## STORED ROWS
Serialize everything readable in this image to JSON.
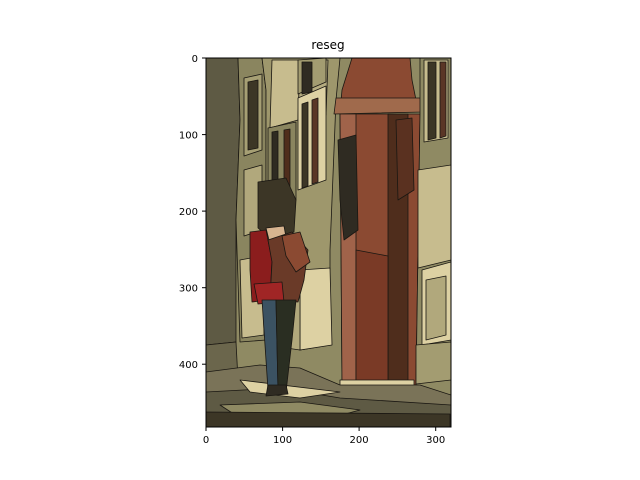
{
  "figure": {
    "title": "reseg"
  },
  "image": {
    "description_palette": {
      "wall_dark": "#5e5a44",
      "wall_mid": "#8f8a63",
      "wall_light": "#c7bc8e",
      "stone_pale": "#ddd1a3",
      "brick_red": "#8b4a32",
      "brick_dark": "#4f2d1c",
      "shadow": "#2f2b22",
      "ground": "#7a7358",
      "coat_red": "#8b1d1d",
      "jacket_brown": "#6a3a28",
      "jeans_blue": "#3b5262",
      "hair_dark": "#3c3626",
      "skin": "#d7b48f",
      "outline": "#1a1712"
    }
  },
  "axes": {
    "x_ticks": [
      "0",
      "100",
      "200",
      "300"
    ],
    "y_ticks": [
      "0",
      "100",
      "200",
      "300",
      "400"
    ],
    "x_range": [
      0,
      320
    ],
    "y_range": [
      0,
      480
    ]
  }
}
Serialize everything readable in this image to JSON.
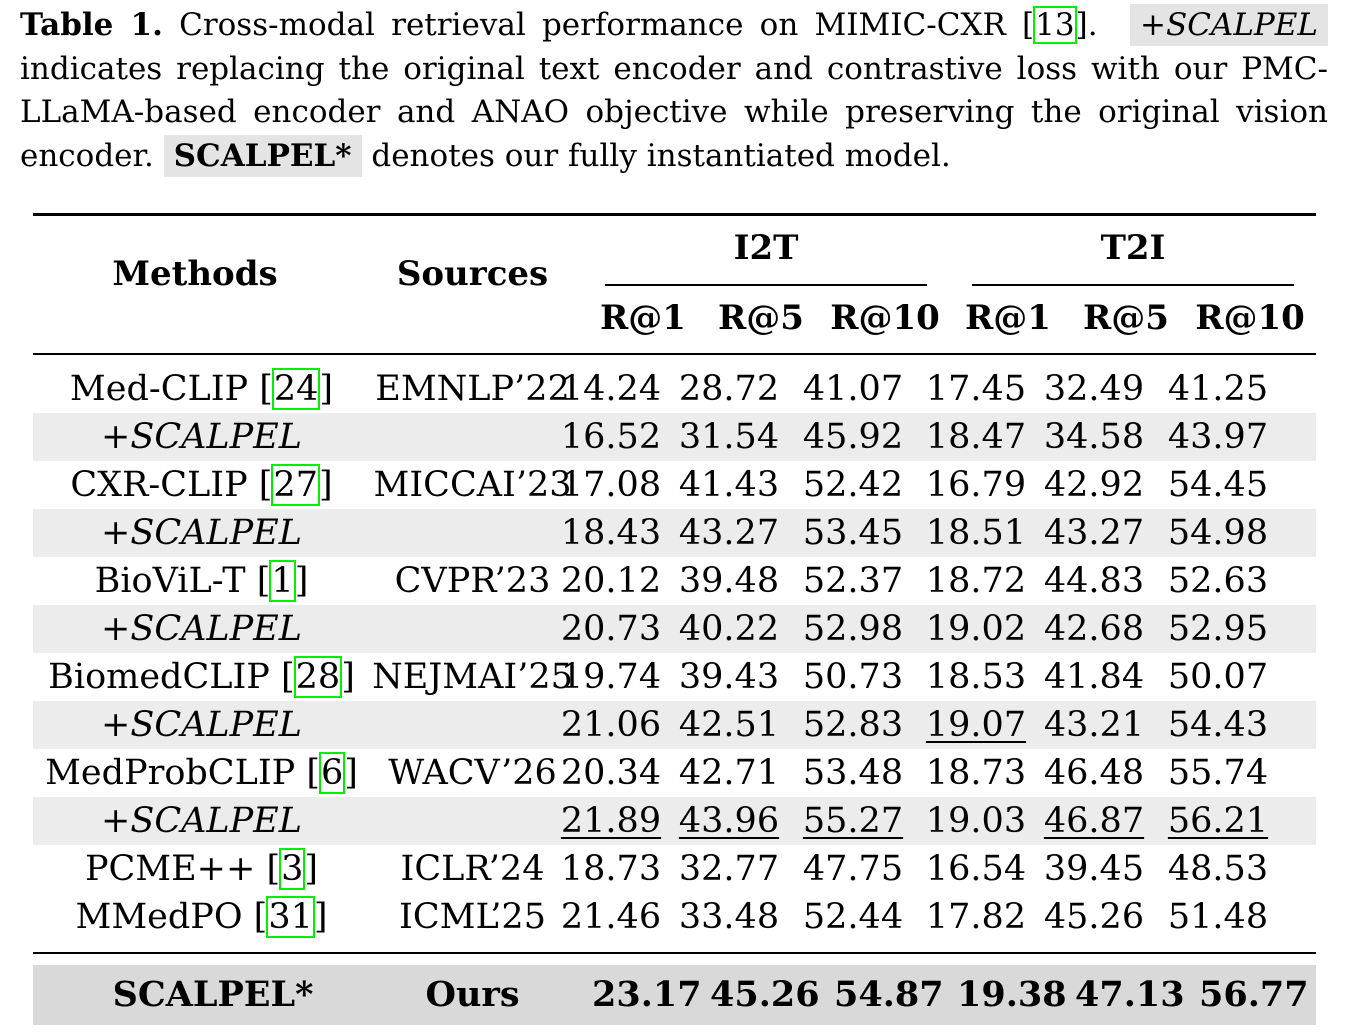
{
  "caption": {
    "label": "Table 1.",
    "text1": " Cross-modal retrieval performance on MIMIC-CXR [",
    "cite": "13",
    "text2": "].",
    "highlight1": "+SCALPEL",
    "text3": " indicates replacing the original text encoder and contrastive loss with our PMC-LLaMA-based encoder and ANAO objective while preserving the original vision encoder.",
    "highlight2": "SCALPEL*",
    "text4": " denotes our fully instantiated model."
  },
  "headers": {
    "methods": "Methods",
    "sources": "Sources",
    "group_i2t": "I2T",
    "group_t2i": "T2I",
    "metrics": [
      "R@1",
      "R@5",
      "R@10",
      "R@1",
      "R@5",
      "R@10"
    ]
  },
  "rows": [
    {
      "method": "Med-CLIP [",
      "ref": "24",
      "close": "]",
      "source": "EMNLP’22",
      "values": [
        "14.24",
        "28.72",
        "41.07",
        "17.45",
        "32.49",
        "41.25"
      ],
      "underline": [],
      "shade": false,
      "italic": false
    },
    {
      "method": "+SCALPEL",
      "ref": "",
      "close": "",
      "source": "",
      "values": [
        "16.52",
        "31.54",
        "45.92",
        "18.47",
        "34.58",
        "43.97"
      ],
      "underline": [],
      "shade": true,
      "italic": true
    },
    {
      "method": "CXR-CLIP [",
      "ref": "27",
      "close": "]",
      "source": "MICCAI’23",
      "values": [
        "17.08",
        "41.43",
        "52.42",
        "16.79",
        "42.92",
        "54.45"
      ],
      "underline": [],
      "shade": false,
      "italic": false
    },
    {
      "method": "+SCALPEL",
      "ref": "",
      "close": "",
      "source": "",
      "values": [
        "18.43",
        "43.27",
        "53.45",
        "18.51",
        "43.27",
        "54.98"
      ],
      "underline": [],
      "shade": true,
      "italic": true
    },
    {
      "method": "BioViL-T [",
      "ref": "1",
      "close": "]",
      "source": "CVPR’23",
      "values": [
        "20.12",
        "39.48",
        "52.37",
        "18.72",
        "44.83",
        "52.63"
      ],
      "underline": [],
      "shade": false,
      "italic": false
    },
    {
      "method": "+SCALPEL",
      "ref": "",
      "close": "",
      "source": "",
      "values": [
        "20.73",
        "40.22",
        "52.98",
        "19.02",
        "42.68",
        "52.95"
      ],
      "underline": [],
      "shade": true,
      "italic": true
    },
    {
      "method": "BiomedCLIP [",
      "ref": "28",
      "close": "]",
      "source": "NEJMAI’25",
      "values": [
        "19.74",
        "39.43",
        "50.73",
        "18.53",
        "41.84",
        "50.07"
      ],
      "underline": [],
      "shade": false,
      "italic": false
    },
    {
      "method": "+SCALPEL",
      "ref": "",
      "close": "",
      "source": "",
      "values": [
        "21.06",
        "42.51",
        "52.83",
        "19.07",
        "43.21",
        "54.43"
      ],
      "underline": [
        3
      ],
      "shade": true,
      "italic": true
    },
    {
      "method": "MedProbCLIP [",
      "ref": "6",
      "close": "]",
      "source": "WACV’26",
      "values": [
        "20.34",
        "42.71",
        "53.48",
        "18.73",
        "46.48",
        "55.74"
      ],
      "underline": [],
      "shade": false,
      "italic": false
    },
    {
      "method": "+SCALPEL",
      "ref": "",
      "close": "",
      "source": "",
      "values": [
        "21.89",
        "43.96",
        "55.27",
        "19.03",
        "46.87",
        "56.21"
      ],
      "underline": [
        0,
        1,
        2,
        4,
        5
      ],
      "shade": true,
      "italic": true
    },
    {
      "method": "PCME++ [",
      "ref": "3",
      "close": "]",
      "source": "ICLR’24",
      "values": [
        "18.73",
        "32.77",
        "47.75",
        "16.54",
        "39.45",
        "48.53"
      ],
      "underline": [],
      "shade": false,
      "italic": false
    },
    {
      "method": "MMedPO [",
      "ref": "31",
      "close": "]",
      "source": "ICML’25",
      "values": [
        "21.46",
        "33.48",
        "52.44",
        "17.82",
        "45.26",
        "51.48"
      ],
      "underline": [],
      "shade": false,
      "italic": false
    }
  ],
  "total": {
    "method": "SCALPEL*",
    "source": "Ours",
    "values": [
      "23.17",
      "45.26",
      "54.87",
      "19.38",
      "47.13",
      "56.77"
    ]
  }
}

## AIM OF THE TASK
Repeat each record exactly, with the pictures left out.

## WRITTEN SOLUTION
Serialize everything readable in this image to JSON.
{
  "figure": {
    "title": "reseg"
  },
  "image": {
    "description_palette": {
      "wall_dark": "#5e5a44",
      "wall_mid": "#8f8a63",
      "wall_light": "#c7bc8e",
      "stone_pale": "#ddd1a3",
      "brick_red": "#8b4a32",
      "brick_dark": "#4f2d1c",
      "shadow": "#2f2b22",
      "ground": "#7a7358",
      "coat_red": "#8b1d1d",
      "jacket_brown": "#6a3a28",
      "jeans_blue": "#3b5262",
      "hair_dark": "#3c3626",
      "skin": "#d7b48f",
      "outline": "#1a1712"
    }
  },
  "axes": {
    "x_ticks": [
      "0",
      "100",
      "200",
      "300"
    ],
    "y_ticks": [
      "0",
      "100",
      "200",
      "300",
      "400"
    ],
    "x_range": [
      0,
      320
    ],
    "y_range": [
      0,
      480
    ]
  }
}
Serialize everything readable in this image to JSON.
{
  "caption": {
    "label": "Table 1.",
    "text1": " Cross-modal retrieval performance on MIMIC-CXR [",
    "cite": "13",
    "text2": "].",
    "highlight1": "+SCALPEL",
    "text3": " indicates replacing the original text encoder and contrastive loss with our PMC-LLaMA-based encoder and ANAO objective while preserving the original vision encoder.",
    "highlight2": "SCALPEL*",
    "text4": " denotes our fully instantiated model."
  },
  "headers": {
    "methods": "Methods",
    "sources": "Sources",
    "group_i2t": "I2T",
    "group_t2i": "T2I",
    "metrics": [
      "R@1",
      "R@5",
      "R@10",
      "R@1",
      "R@5",
      "R@10"
    ]
  },
  "rows": [
    {
      "method": "Med-CLIP [",
      "ref": "24",
      "close": "]",
      "source": "EMNLP’22",
      "values": [
        "14.24",
        "28.72",
        "41.07",
        "17.45",
        "32.49",
        "41.25"
      ],
      "underline": [],
      "shade": false,
      "italic": false
    },
    {
      "method": "+SCALPEL",
      "ref": "",
      "close": "",
      "source": "",
      "values": [
        "16.52",
        "31.54",
        "45.92",
        "18.47",
        "34.58",
        "43.97"
      ],
      "underline": [],
      "shade": true,
      "italic": true
    },
    {
      "method": "CXR-CLIP [",
      "ref": "27",
      "close": "]",
      "source": "MICCAI’23",
      "values": [
        "17.08",
        "41.43",
        "52.42",
        "16.79",
        "42.92",
        "54.45"
      ],
      "underline": [],
      "shade": false,
      "italic": false
    },
    {
      "method": "+SCALPEL",
      "ref": "",
      "close": "",
      "source": "",
      "values": [
        "18.43",
        "43.27",
        "53.45",
        "18.51",
        "43.27",
        "54.98"
      ],
      "underline": [],
      "shade": true,
      "italic": true
    },
    {
      "method": "BioViL-T [",
      "ref": "1",
      "close": "]",
      "source": "CVPR’23",
      "values": [
        "20.12",
        "39.48",
        "52.37",
        "18.72",
        "44.83",
        "52.63"
      ],
      "underline": [],
      "shade": false,
      "italic": false
    },
    {
      "method": "+SCALPEL",
      "ref": "",
      "close": "",
      "source": "",
      "values": [
        "20.73",
        "40.22",
        "52.98",
        "19.02",
        "42.68",
        "52.95"
      ],
      "underline": [],
      "shade": true,
      "italic": true
    },
    {
      "method": "BiomedCLIP [",
      "ref": "28",
      "close": "]",
      "source": "NEJMAI’25",
      "values": [
        "19.74",
        "39.43",
        "50.73",
        "18.53",
        "41.84",
        "50.07"
      ],
      "underline": [],
      "shade": false,
      "italic": false
    },
    {
      "method": "+SCALPEL",
      "ref": "",
      "close": "",
      "source": "",
      "values": [
        "21.06",
        "42.51",
        "52.83",
        "19.07",
        "43.21",
        "54.43"
      ],
      "underline": [
        3
      ],
      "shade": true,
      "italic": true
    },
    {
      "method": "MedProbCLIP [",
      "ref": "6",
      "close": "]",
      "source": "WACV’26",
      "values": [
        "20.34",
        "42.71",
        "53.48",
        "18.73",
        "46.48",
        "55.74"
      ],
      "underline": [],
      "shade": false,
      "italic": false
    },
    {
      "method": "+SCALPEL",
      "ref": "",
      "close": "",
      "source": "",
      "values": [
        "21.89",
        "43.96",
        "55.27",
        "19.03",
        "46.87",
        "56.21"
      ],
      "underline": [
        0,
        1,
        2,
        4,
        5
      ],
      "shade": true,
      "italic": true
    },
    {
      "method": "PCME++ [",
      "ref": "3",
      "close": "]",
      "source": "ICLR’24",
      "values": [
        "18.73",
        "32.77",
        "47.75",
        "16.54",
        "39.45",
        "48.53"
      ],
      "underline": [],
      "shade": false,
      "italic": false
    },
    {
      "method": "MMedPO [",
      "ref": "31",
      "close": "]",
      "source": "ICML’25",
      "values": [
        "21.46",
        "33.48",
        "52.44",
        "17.82",
        "45.26",
        "51.48"
      ],
      "underline": [],
      "shade": false,
      "italic": false
    }
  ],
  "total": {
    "method": "SCALPEL*",
    "source": "Ours",
    "values": [
      "23.17",
      "45.26",
      "54.87",
      "19.38",
      "47.13",
      "56.77"
    ]
  }
}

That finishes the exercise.